The request
Gather all lines with "title" from the records.

Data for this exercise
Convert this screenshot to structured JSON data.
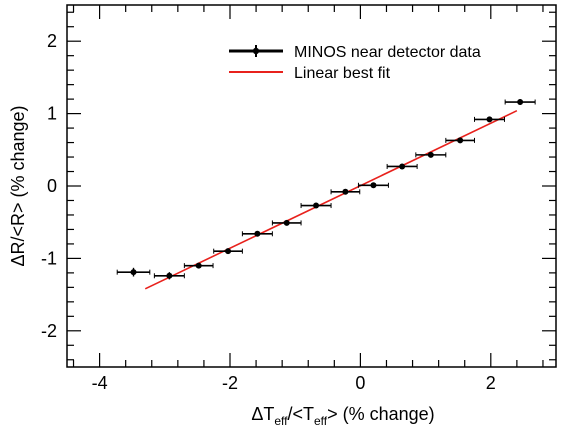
{
  "chart_data": {
    "type": "scatter",
    "title": "",
    "xlabel": {
      "prefix": "ΔT",
      "sub1": "eff",
      "mid": "/<T",
      "sub2": "eff",
      "suffix": "> (% change)"
    },
    "ylabel": "ΔR/<R> (% change)",
    "xlim": [
      -4.5,
      3.0
    ],
    "ylim": [
      -2.5,
      2.5
    ],
    "x_ticks": [
      -4,
      -2,
      0,
      2
    ],
    "y_ticks": [
      -2,
      -1,
      0,
      1,
      2
    ],
    "x_tick_labels": [
      "-4",
      "-2",
      "0",
      "2"
    ],
    "y_tick_labels": [
      "-2",
      "-1",
      "0",
      "1",
      "2"
    ],
    "grid": false,
    "legend_position": "top-right",
    "series": [
      {
        "name": "MINOS near detector data",
        "color": "#000000",
        "kind": "points_with_errorbars",
        "points": [
          {
            "x": -3.48,
            "y": -1.19,
            "xerr": 0.25,
            "yerr": 0.06
          },
          {
            "x": -2.93,
            "y": -1.24,
            "xerr": 0.23,
            "yerr": 0.05
          },
          {
            "x": -2.48,
            "y": -1.1,
            "xerr": 0.22,
            "yerr": 0.03
          },
          {
            "x": -2.03,
            "y": -0.9,
            "xerr": 0.22,
            "yerr": 0.03
          },
          {
            "x": -1.58,
            "y": -0.66,
            "xerr": 0.23,
            "yerr": 0.03
          },
          {
            "x": -1.13,
            "y": -0.51,
            "xerr": 0.22,
            "yerr": 0.03
          },
          {
            "x": -0.68,
            "y": -0.27,
            "xerr": 0.23,
            "yerr": 0.03
          },
          {
            "x": -0.23,
            "y": -0.08,
            "xerr": 0.22,
            "yerr": 0.03
          },
          {
            "x": 0.2,
            "y": 0.01,
            "xerr": 0.23,
            "yerr": 0.03
          },
          {
            "x": 0.64,
            "y": 0.27,
            "xerr": 0.23,
            "yerr": 0.03
          },
          {
            "x": 1.08,
            "y": 0.43,
            "xerr": 0.23,
            "yerr": 0.03
          },
          {
            "x": 1.53,
            "y": 0.63,
            "xerr": 0.22,
            "yerr": 0.03
          },
          {
            "x": 1.98,
            "y": 0.92,
            "xerr": 0.23,
            "yerr": 0.03
          },
          {
            "x": 2.45,
            "y": 1.16,
            "xerr": 0.23,
            "yerr": 0.04
          }
        ]
      },
      {
        "name": "Linear best fit",
        "color": "#e8211c",
        "kind": "line",
        "points": [
          {
            "x": -3.3,
            "y": -1.42
          },
          {
            "x": 2.4,
            "y": 1.04
          }
        ]
      }
    ]
  }
}
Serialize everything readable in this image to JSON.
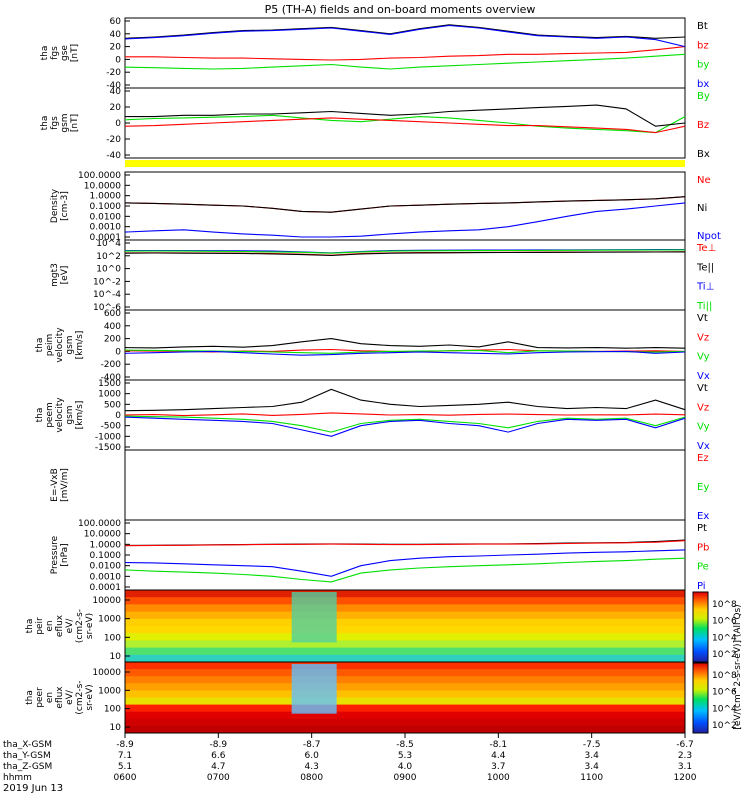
{
  "title": "P5 (TH-A) fields and on-board moments overview",
  "date_label": "2019 Jun 13",
  "colors": {
    "black": "#000000",
    "red": "#ff0000",
    "green": "#00e000",
    "blue": "#0000ff",
    "yellow": "#ffff00"
  },
  "chart_data": [
    {
      "type": "line",
      "panel": "fgs_gse",
      "ylabel_lines": [
        "tha",
        "fgs",
        "gse",
        "[nT]"
      ],
      "ylim": [
        -40,
        60
      ],
      "yticks": [
        "60",
        "40",
        "20",
        "0",
        "-20",
        "-40"
      ],
      "series": [
        {
          "name": "Bt",
          "color": "#000000",
          "values": [
            33,
            35,
            38,
            42,
            45,
            46,
            48,
            50,
            45,
            40,
            48,
            54,
            50,
            44,
            38,
            36,
            34,
            36,
            33,
            35
          ]
        },
        {
          "name": "bz",
          "color": "#ff0000",
          "values": [
            4,
            4,
            3,
            2,
            2,
            1,
            0,
            -1,
            0,
            2,
            3,
            5,
            6,
            8,
            8,
            9,
            10,
            11,
            15,
            20
          ]
        },
        {
          "name": "by",
          "color": "#00e000",
          "values": [
            -12,
            -13,
            -14,
            -15,
            -14,
            -12,
            -10,
            -8,
            -12,
            -15,
            -12,
            -10,
            -8,
            -6,
            -4,
            -2,
            0,
            2,
            5,
            8
          ]
        },
        {
          "name": "bx",
          "color": "#0000ff",
          "values": [
            32,
            34,
            37,
            41,
            44,
            45,
            47,
            49,
            44,
            39,
            47,
            53,
            49,
            43,
            37,
            35,
            33,
            35,
            31,
            20
          ]
        }
      ]
    },
    {
      "type": "line",
      "panel": "fgs_gsm",
      "ylabel_lines": [
        "tha",
        "fgs",
        "gsm",
        "[nT]"
      ],
      "ylim": [
        -50,
        50
      ],
      "yticks": [
        "40",
        "20",
        "0",
        "-20",
        "-40"
      ],
      "series": [
        {
          "name": "By",
          "color": "#00e000",
          "values": [
            5,
            7,
            8,
            9,
            10,
            12,
            8,
            4,
            2,
            6,
            10,
            8,
            4,
            0,
            -5,
            -8,
            -10,
            -12,
            -15,
            10
          ]
        },
        {
          "name": "Bz",
          "color": "#ff0000",
          "values": [
            -5,
            -4,
            -2,
            0,
            2,
            4,
            6,
            8,
            6,
            4,
            2,
            0,
            -2,
            -4,
            -4,
            -6,
            -8,
            -10,
            -15,
            -5
          ]
        },
        {
          "name": "Bx",
          "color": "#000000",
          "values": [
            10,
            10,
            12,
            12,
            14,
            14,
            16,
            18,
            15,
            12,
            14,
            18,
            20,
            22,
            24,
            26,
            28,
            22,
            -5,
            0
          ]
        }
      ]
    },
    {
      "type": "line",
      "panel": "density",
      "ylabel_lines": [
        "Density",
        "[cm-3]"
      ],
      "yscale": "log",
      "ylim": [
        0.0001,
        100
      ],
      "yticks": [
        "100.0000",
        "10.0000",
        "1.0000",
        "0.1000",
        "0.0100",
        "0.0010",
        "0.0001"
      ],
      "series": [
        {
          "name": "Ne",
          "color": "#ff0000",
          "values": [
            0.2,
            0.18,
            0.15,
            0.12,
            0.1,
            0.06,
            0.03,
            0.025,
            0.05,
            0.1,
            0.12,
            0.15,
            0.18,
            0.2,
            0.25,
            0.3,
            0.35,
            0.4,
            0.5,
            0.8
          ]
        },
        {
          "name": "Ni",
          "color": "#000000",
          "values": [
            0.2,
            0.18,
            0.15,
            0.12,
            0.1,
            0.06,
            0.03,
            0.025,
            0.05,
            0.1,
            0.12,
            0.15,
            0.18,
            0.2,
            0.25,
            0.3,
            0.35,
            0.4,
            0.5,
            0.8
          ]
        },
        {
          "name": "Npot",
          "color": "#0000ff",
          "values": [
            0.0003,
            0.0004,
            0.0005,
            0.0003,
            0.0002,
            0.00015,
            0.0001,
            0.0001,
            0.00012,
            0.0002,
            0.0003,
            0.0004,
            0.0005,
            0.001,
            0.003,
            0.01,
            0.03,
            0.05,
            0.1,
            0.2
          ]
        }
      ]
    },
    {
      "type": "line",
      "panel": "mom_t3",
      "ylabel_lines": [
        "mgt3",
        "[eV]"
      ],
      "yscale": "log",
      "ylim": [
        1e-06,
        100000
      ],
      "yticks": [
        "10^4",
        "10^2",
        "10^0",
        "10^-2",
        "10^-4",
        "10^-6"
      ],
      "series": [
        {
          "name": "Te⊥",
          "color": "#ff0000",
          "values": [
            2000,
            2100,
            2000,
            1900,
            1800,
            1500,
            1200,
            800,
            1500,
            2000,
            2200,
            2300,
            2400,
            2500,
            2600,
            2700,
            2800,
            2900,
            3000,
            3100
          ]
        },
        {
          "name": "Te||",
          "color": "#000000",
          "values": [
            1800,
            1900,
            1800,
            1700,
            1600,
            1300,
            1000,
            700,
            1300,
            1800,
            2000,
            2100,
            2200,
            2300,
            2400,
            2500,
            2600,
            2700,
            2800,
            2900
          ]
        },
        {
          "name": "Ti⊥",
          "color": "#0000ff",
          "values": [
            5000,
            5200,
            5000,
            4800,
            4500,
            4000,
            3000,
            2000,
            3500,
            5000,
            5500,
            5800,
            6000,
            6200,
            6400,
            6600,
            6800,
            7000,
            7200,
            7400
          ]
        },
        {
          "name": "Ti||",
          "color": "#00e000",
          "values": [
            4000,
            4200,
            4000,
            3800,
            3500,
            3000,
            2500,
            1800,
            3000,
            4000,
            4500,
            4800,
            5000,
            5200,
            5400,
            5600,
            5800,
            6000,
            6200,
            6400
          ]
        }
      ]
    },
    {
      "type": "line",
      "panel": "peim_velocity",
      "ylabel_lines": [
        "tha",
        "peim",
        "velocity",
        "gsm",
        "[km/s]"
      ],
      "ylim": [
        -400,
        600
      ],
      "yticks": [
        "600",
        "400",
        "200",
        "0",
        "-200",
        "-400"
      ],
      "series": [
        {
          "name": "Vt",
          "color": "#000000",
          "values": [
            60,
            55,
            70,
            80,
            65,
            90,
            150,
            200,
            120,
            90,
            80,
            100,
            70,
            150,
            60,
            55,
            60,
            50,
            60,
            50
          ]
        },
        {
          "name": "Vz",
          "color": "#ff0000",
          "values": [
            10,
            5,
            0,
            -10,
            5,
            0,
            20,
            30,
            10,
            0,
            -5,
            10,
            20,
            30,
            10,
            5,
            0,
            5,
            10,
            0
          ]
        },
        {
          "name": "Vy",
          "color": "#00e000",
          "values": [
            20,
            15,
            10,
            5,
            0,
            -10,
            -20,
            -30,
            -10,
            0,
            5,
            10,
            15,
            -20,
            10,
            5,
            0,
            -5,
            -10,
            0
          ]
        },
        {
          "name": "Vx",
          "color": "#0000ff",
          "values": [
            -30,
            -20,
            -10,
            0,
            -20,
            -40,
            -60,
            -50,
            -30,
            -20,
            -10,
            -20,
            -30,
            -40,
            -20,
            -10,
            -5,
            0,
            -30,
            -10
          ]
        }
      ]
    },
    {
      "type": "line",
      "panel": "peem_velocity",
      "ylabel_lines": [
        "tha",
        "peem",
        "velocity",
        "gsm",
        "[km/s]"
      ],
      "ylim": [
        -1500,
        1500
      ],
      "yticks": [
        "1500",
        "1000",
        "500",
        "0",
        "-500",
        "-1000",
        "-1500"
      ],
      "series": [
        {
          "name": "Vt",
          "color": "#000000",
          "values": [
            200,
            220,
            250,
            300,
            350,
            400,
            600,
            1200,
            700,
            500,
            400,
            450,
            500,
            600,
            400,
            300,
            350,
            300,
            700,
            250
          ]
        },
        {
          "name": "Vz",
          "color": "#ff0000",
          "values": [
            0,
            20,
            -30,
            10,
            50,
            -20,
            30,
            100,
            50,
            0,
            20,
            -10,
            30,
            40,
            20,
            0,
            10,
            5,
            40,
            10
          ]
        },
        {
          "name": "Vy",
          "color": "#00e000",
          "values": [
            -50,
            -80,
            -100,
            -150,
            -200,
            -300,
            -500,
            -800,
            -400,
            -250,
            -200,
            -300,
            -400,
            -600,
            -300,
            -150,
            -200,
            -150,
            -500,
            -100
          ]
        },
        {
          "name": "Vx",
          "color": "#0000ff",
          "values": [
            -100,
            -150,
            -200,
            -250,
            -300,
            -400,
            -700,
            -1000,
            -500,
            -300,
            -250,
            -400,
            -500,
            -800,
            -400,
            -200,
            -250,
            -200,
            -600,
            -150
          ]
        }
      ]
    },
    {
      "type": "line",
      "panel": "efield",
      "ylabel_lines": [
        "E=-VxB",
        "[mV/m]"
      ],
      "series": [
        {
          "name": "Ez",
          "color": "#ff0000",
          "values": []
        },
        {
          "name": "Ey",
          "color": "#00e000",
          "values": []
        },
        {
          "name": "Ex",
          "color": "#0000ff",
          "values": []
        }
      ]
    },
    {
      "type": "line",
      "panel": "pressure",
      "ylabel_lines": [
        "Pressure",
        "[nPa]"
      ],
      "yscale": "log",
      "ylim": [
        0.0001,
        100
      ],
      "yticks": [
        "100.0000",
        "10.0000",
        "1.0000",
        "0.1000",
        "0.0100",
        "0.0010",
        "0.0001"
      ],
      "series": [
        {
          "name": "Pt",
          "color": "#000000",
          "values": [
            0.8,
            0.82,
            0.85,
            0.9,
            0.95,
            1.0,
            1.05,
            1.1,
            1.05,
            1.0,
            1.0,
            1.05,
            1.1,
            1.1,
            1.2,
            1.3,
            1.4,
            1.5,
            1.8,
            2.5
          ]
        },
        {
          "name": "Pb",
          "color": "#ff0000",
          "values": [
            0.75,
            0.8,
            0.82,
            0.88,
            0.92,
            0.98,
            1.0,
            1.05,
            1.0,
            0.95,
            0.95,
            1.0,
            1.05,
            1.05,
            1.1,
            1.2,
            1.3,
            1.4,
            1.6,
            2.2
          ]
        },
        {
          "name": "Pe",
          "color": "#00e000",
          "values": [
            0.004,
            0.003,
            0.0025,
            0.002,
            0.0015,
            0.001,
            0.0005,
            0.0003,
            0.002,
            0.004,
            0.006,
            0.008,
            0.01,
            0.012,
            0.015,
            0.02,
            0.025,
            0.03,
            0.04,
            0.05
          ]
        },
        {
          "name": "Pi",
          "color": "#0000ff",
          "values": [
            0.02,
            0.018,
            0.015,
            0.012,
            0.01,
            0.008,
            0.003,
            0.001,
            0.01,
            0.03,
            0.05,
            0.07,
            0.08,
            0.1,
            0.12,
            0.15,
            0.18,
            0.2,
            0.25,
            0.3
          ]
        }
      ]
    },
    {
      "type": "heatmap",
      "panel": "peir_en_eflux",
      "ylabel_lines": [
        "tha",
        "peir",
        "en",
        "eflux",
        "eV/",
        "(cm2-s-",
        "sr-eV)"
      ],
      "yscale": "log",
      "yticks": [
        "10000",
        "1000",
        "100",
        "10"
      ]
    },
    {
      "type": "heatmap",
      "panel": "peer_en_eflux",
      "ylabel_lines": [
        "tha",
        "peer",
        "en",
        "eflux",
        "eV/",
        "(cm2-s-",
        "sr-eV)"
      ],
      "yscale": "log",
      "yticks": [
        "10000",
        "1000",
        "100",
        "10"
      ]
    }
  ],
  "colorbar_1": {
    "label": "[eV/(cm^2-s-sr-eV)] (All Qs)",
    "ticks": [
      "10^8",
      "10^6",
      "10^4",
      "10^2"
    ]
  },
  "colorbar_2": {
    "ticks": [
      "10^8",
      "10^6",
      "10^4",
      "10^2"
    ]
  },
  "xaxis": {
    "rows": [
      {
        "name": "tha_X-GSM",
        "values": [
          "-8.9",
          "-8.9",
          "-8.7",
          "-8.5",
          "-8.1",
          "-7.5",
          "-6.7"
        ]
      },
      {
        "name": "tha_Y-GSM",
        "values": [
          "7.1",
          "6.6",
          "6.0",
          "5.3",
          "4.4",
          "3.4",
          "2.3"
        ]
      },
      {
        "name": "tha_Z-GSM",
        "values": [
          "5.1",
          "4.7",
          "4.3",
          "4.0",
          "3.7",
          "3.4",
          "3.1"
        ]
      },
      {
        "name": "hhmm",
        "values": [
          "0600",
          "0700",
          "0800",
          "0900",
          "1000",
          "1100",
          "1200"
        ]
      }
    ]
  }
}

Solution to this task
    "title": "",
  "title": "P5 (TH-A) fields and on-board moments overview",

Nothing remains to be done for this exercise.